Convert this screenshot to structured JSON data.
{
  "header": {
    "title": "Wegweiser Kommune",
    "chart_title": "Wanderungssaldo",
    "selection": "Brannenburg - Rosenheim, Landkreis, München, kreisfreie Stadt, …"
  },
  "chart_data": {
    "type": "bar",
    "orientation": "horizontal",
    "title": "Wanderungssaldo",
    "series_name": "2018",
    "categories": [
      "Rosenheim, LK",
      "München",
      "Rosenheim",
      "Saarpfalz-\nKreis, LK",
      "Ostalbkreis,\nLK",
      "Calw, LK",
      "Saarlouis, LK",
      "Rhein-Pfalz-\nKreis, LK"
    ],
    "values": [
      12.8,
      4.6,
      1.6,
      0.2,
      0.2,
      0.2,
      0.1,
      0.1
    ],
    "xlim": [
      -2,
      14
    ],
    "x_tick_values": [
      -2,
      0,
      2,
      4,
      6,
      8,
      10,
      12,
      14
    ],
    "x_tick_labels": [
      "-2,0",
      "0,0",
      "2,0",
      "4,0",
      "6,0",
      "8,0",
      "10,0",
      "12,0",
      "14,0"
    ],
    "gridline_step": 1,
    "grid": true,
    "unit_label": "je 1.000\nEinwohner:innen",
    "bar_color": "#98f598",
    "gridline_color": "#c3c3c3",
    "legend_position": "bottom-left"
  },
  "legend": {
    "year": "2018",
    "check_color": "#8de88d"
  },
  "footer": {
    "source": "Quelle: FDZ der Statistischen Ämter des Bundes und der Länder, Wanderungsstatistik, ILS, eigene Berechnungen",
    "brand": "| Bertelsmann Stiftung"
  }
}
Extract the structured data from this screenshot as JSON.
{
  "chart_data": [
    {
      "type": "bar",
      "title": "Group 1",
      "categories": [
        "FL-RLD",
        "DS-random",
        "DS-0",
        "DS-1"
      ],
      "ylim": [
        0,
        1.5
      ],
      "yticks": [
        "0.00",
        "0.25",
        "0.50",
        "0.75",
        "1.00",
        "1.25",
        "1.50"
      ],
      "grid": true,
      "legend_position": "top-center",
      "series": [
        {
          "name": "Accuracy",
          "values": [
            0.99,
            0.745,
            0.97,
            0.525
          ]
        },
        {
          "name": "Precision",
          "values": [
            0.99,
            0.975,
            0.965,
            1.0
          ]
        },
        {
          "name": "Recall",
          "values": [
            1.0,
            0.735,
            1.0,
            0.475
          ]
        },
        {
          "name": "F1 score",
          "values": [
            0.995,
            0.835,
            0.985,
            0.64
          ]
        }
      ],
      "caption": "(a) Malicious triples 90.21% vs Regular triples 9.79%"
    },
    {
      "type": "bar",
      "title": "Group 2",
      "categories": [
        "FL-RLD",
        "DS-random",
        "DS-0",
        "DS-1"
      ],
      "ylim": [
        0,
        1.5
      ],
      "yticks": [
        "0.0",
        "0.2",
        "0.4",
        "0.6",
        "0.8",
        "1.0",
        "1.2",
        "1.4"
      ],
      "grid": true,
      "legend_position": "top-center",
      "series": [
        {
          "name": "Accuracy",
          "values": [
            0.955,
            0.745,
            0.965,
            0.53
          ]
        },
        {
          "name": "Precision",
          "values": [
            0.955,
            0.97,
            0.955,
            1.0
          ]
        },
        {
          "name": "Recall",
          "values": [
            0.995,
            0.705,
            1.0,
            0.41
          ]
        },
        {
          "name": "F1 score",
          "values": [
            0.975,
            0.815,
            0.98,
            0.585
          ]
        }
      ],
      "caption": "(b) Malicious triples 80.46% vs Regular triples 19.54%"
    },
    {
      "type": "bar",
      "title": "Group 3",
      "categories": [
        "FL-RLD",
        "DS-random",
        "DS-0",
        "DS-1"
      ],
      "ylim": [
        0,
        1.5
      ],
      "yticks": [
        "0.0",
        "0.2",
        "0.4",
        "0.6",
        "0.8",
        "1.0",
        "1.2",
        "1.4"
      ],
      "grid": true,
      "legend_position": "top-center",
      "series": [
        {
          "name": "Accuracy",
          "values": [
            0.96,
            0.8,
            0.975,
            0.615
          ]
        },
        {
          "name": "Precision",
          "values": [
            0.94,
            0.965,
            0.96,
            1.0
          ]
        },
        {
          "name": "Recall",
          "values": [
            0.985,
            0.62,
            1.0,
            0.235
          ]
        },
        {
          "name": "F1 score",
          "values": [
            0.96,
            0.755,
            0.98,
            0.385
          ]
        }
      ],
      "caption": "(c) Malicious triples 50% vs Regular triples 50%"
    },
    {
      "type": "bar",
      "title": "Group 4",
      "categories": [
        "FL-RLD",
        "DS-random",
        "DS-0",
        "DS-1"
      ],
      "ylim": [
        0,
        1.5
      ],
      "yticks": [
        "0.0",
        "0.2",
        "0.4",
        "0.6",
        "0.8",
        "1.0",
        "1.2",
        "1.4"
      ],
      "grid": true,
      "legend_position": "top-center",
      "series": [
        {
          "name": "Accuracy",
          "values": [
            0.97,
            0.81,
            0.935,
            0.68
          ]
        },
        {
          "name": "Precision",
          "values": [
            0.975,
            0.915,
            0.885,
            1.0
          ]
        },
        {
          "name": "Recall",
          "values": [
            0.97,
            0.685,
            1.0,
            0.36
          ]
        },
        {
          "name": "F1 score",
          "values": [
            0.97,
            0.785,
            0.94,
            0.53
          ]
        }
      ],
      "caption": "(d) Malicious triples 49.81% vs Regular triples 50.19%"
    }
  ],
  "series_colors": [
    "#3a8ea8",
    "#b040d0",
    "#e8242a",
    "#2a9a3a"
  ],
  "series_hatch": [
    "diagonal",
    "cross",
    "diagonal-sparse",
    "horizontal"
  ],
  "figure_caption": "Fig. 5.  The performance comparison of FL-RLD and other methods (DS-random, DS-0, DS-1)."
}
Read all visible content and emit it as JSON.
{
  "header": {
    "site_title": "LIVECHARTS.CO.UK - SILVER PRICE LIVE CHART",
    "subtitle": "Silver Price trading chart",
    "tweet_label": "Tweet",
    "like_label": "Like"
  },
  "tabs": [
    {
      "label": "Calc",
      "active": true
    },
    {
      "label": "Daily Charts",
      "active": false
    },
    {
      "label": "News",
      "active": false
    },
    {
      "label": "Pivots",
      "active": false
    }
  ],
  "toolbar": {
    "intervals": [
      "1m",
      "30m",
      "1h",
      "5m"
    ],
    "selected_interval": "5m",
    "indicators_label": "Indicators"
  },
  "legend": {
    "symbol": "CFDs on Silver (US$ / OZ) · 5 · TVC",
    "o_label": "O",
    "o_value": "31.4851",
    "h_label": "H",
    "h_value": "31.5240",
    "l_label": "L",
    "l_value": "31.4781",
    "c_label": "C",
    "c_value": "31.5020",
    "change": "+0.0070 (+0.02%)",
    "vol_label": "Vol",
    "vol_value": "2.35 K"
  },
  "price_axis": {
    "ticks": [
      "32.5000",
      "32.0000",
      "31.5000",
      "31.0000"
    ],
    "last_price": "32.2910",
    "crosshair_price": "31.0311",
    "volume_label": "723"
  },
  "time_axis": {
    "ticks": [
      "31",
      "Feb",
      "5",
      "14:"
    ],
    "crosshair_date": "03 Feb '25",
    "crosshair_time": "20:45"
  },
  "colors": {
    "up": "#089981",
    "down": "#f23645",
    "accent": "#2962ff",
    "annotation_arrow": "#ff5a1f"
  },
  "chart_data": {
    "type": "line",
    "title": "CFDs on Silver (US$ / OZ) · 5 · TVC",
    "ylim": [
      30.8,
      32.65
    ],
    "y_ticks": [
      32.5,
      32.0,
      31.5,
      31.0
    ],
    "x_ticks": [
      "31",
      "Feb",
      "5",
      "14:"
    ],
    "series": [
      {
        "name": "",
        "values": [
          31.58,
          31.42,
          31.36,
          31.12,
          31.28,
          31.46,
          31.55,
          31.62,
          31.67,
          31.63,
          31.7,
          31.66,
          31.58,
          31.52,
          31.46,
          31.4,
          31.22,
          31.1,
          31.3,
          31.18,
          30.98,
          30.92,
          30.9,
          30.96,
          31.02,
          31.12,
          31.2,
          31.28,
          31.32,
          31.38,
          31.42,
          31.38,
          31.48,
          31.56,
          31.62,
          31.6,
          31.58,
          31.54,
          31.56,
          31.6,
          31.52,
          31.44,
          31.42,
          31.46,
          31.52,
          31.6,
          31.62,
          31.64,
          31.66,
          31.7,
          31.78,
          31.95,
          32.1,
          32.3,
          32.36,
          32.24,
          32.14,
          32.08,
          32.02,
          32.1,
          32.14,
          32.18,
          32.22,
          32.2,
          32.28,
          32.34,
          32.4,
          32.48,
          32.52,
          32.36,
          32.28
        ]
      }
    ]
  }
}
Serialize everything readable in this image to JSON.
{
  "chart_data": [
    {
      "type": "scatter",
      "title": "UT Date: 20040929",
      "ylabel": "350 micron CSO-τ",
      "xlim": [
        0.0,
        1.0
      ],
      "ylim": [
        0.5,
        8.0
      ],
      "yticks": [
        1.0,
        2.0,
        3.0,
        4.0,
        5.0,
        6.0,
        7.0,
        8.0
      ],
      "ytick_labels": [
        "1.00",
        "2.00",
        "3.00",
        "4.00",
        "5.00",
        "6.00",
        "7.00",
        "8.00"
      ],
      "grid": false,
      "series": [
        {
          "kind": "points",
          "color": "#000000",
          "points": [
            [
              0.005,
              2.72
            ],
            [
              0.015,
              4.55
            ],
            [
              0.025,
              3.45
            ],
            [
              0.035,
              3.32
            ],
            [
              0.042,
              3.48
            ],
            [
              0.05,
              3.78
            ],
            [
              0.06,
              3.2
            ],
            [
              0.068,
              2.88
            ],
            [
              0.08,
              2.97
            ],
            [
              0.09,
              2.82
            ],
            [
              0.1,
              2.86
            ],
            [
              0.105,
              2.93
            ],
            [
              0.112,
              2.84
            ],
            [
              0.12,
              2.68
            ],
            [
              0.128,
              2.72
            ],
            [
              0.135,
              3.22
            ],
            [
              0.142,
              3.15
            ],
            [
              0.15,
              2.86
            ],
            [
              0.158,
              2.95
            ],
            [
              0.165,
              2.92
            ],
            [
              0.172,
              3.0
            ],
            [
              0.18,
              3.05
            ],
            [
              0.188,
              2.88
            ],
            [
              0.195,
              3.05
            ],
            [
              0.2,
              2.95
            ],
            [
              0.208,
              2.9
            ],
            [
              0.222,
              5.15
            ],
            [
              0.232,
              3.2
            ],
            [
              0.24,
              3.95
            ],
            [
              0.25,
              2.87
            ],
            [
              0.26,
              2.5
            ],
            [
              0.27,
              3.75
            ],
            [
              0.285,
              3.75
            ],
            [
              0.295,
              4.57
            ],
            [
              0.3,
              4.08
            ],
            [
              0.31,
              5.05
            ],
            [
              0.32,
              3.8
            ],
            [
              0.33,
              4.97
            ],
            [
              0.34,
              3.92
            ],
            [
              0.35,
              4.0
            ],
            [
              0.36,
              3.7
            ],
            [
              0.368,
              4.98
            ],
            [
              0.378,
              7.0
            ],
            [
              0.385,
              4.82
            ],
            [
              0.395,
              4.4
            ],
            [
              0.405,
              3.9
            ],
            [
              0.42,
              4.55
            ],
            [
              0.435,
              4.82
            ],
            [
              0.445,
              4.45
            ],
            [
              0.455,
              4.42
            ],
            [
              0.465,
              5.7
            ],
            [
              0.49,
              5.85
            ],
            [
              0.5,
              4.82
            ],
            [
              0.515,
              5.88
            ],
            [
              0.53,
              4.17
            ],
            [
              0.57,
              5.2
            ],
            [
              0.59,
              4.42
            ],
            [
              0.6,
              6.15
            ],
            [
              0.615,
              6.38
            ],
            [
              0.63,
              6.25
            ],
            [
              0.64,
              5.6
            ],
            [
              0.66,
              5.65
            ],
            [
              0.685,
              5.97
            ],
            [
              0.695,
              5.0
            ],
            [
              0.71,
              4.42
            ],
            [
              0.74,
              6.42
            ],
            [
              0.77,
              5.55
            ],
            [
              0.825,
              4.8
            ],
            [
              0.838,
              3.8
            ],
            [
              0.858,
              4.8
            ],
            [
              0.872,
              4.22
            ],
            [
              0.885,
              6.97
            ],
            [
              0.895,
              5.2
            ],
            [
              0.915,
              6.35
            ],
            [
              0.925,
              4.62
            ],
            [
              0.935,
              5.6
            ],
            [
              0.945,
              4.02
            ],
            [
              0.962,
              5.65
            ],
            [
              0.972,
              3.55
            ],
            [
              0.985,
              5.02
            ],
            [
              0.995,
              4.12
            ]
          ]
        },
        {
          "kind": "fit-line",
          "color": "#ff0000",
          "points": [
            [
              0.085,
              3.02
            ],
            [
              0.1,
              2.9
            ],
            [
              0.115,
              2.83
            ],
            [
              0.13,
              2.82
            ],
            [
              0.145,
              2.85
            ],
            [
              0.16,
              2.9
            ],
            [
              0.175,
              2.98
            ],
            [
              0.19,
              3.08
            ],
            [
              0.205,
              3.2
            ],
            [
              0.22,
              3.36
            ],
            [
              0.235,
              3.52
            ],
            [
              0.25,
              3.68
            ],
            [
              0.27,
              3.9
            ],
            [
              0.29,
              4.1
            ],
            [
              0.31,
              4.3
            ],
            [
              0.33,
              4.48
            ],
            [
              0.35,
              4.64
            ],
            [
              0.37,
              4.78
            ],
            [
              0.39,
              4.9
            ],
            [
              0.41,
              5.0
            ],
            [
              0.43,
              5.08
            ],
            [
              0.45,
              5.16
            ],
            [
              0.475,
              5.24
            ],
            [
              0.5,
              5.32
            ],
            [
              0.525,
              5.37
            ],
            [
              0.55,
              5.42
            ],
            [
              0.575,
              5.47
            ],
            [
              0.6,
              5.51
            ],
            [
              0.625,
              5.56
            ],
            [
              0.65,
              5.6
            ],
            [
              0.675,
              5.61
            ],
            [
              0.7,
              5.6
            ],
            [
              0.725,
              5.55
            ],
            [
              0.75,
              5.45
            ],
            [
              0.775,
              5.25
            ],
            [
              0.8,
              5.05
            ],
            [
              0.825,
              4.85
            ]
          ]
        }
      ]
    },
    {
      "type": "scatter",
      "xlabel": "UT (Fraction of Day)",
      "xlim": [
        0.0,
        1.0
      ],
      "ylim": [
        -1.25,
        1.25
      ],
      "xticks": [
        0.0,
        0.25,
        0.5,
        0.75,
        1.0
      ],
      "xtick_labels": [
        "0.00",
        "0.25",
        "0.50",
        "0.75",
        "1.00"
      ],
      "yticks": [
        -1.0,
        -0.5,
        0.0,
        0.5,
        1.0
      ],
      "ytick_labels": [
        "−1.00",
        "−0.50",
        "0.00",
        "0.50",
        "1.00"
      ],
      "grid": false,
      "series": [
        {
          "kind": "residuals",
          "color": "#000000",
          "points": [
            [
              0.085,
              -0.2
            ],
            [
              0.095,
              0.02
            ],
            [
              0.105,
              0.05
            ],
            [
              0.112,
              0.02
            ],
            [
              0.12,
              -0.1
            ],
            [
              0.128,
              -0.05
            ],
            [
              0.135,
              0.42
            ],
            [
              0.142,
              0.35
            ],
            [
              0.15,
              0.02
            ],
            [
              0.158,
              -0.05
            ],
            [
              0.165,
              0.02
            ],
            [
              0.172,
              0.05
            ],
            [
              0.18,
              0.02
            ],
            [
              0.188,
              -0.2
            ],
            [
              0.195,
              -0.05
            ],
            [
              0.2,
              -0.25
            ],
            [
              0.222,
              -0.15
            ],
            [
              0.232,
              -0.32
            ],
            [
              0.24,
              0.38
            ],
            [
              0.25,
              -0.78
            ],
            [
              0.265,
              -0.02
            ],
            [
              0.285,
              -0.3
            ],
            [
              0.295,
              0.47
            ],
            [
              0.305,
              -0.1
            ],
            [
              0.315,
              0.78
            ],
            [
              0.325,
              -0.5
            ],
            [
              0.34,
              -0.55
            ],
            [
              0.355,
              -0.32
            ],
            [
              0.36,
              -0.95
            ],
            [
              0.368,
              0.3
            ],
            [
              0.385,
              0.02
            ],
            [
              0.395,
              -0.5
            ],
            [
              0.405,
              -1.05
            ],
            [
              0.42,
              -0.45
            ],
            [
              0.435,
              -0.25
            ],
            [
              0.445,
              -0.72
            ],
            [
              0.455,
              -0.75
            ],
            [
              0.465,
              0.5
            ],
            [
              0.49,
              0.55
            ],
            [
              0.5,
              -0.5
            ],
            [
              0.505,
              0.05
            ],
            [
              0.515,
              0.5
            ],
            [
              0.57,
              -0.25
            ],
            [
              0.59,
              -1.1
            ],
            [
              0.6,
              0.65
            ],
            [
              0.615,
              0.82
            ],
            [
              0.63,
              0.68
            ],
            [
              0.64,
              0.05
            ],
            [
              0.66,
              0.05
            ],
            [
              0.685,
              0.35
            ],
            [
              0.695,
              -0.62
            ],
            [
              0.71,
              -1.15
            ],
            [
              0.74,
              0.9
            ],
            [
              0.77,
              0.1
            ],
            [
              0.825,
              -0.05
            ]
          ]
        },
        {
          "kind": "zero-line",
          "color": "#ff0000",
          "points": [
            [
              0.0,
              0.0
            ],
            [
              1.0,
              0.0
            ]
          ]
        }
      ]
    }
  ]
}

★ ★ ★ ★ ★

** WHAT THIS TASK INVOLVES **
What is the number of lines in this material that hold the string "Group"? Answer with that number only.

** FULL SOLUTION **
4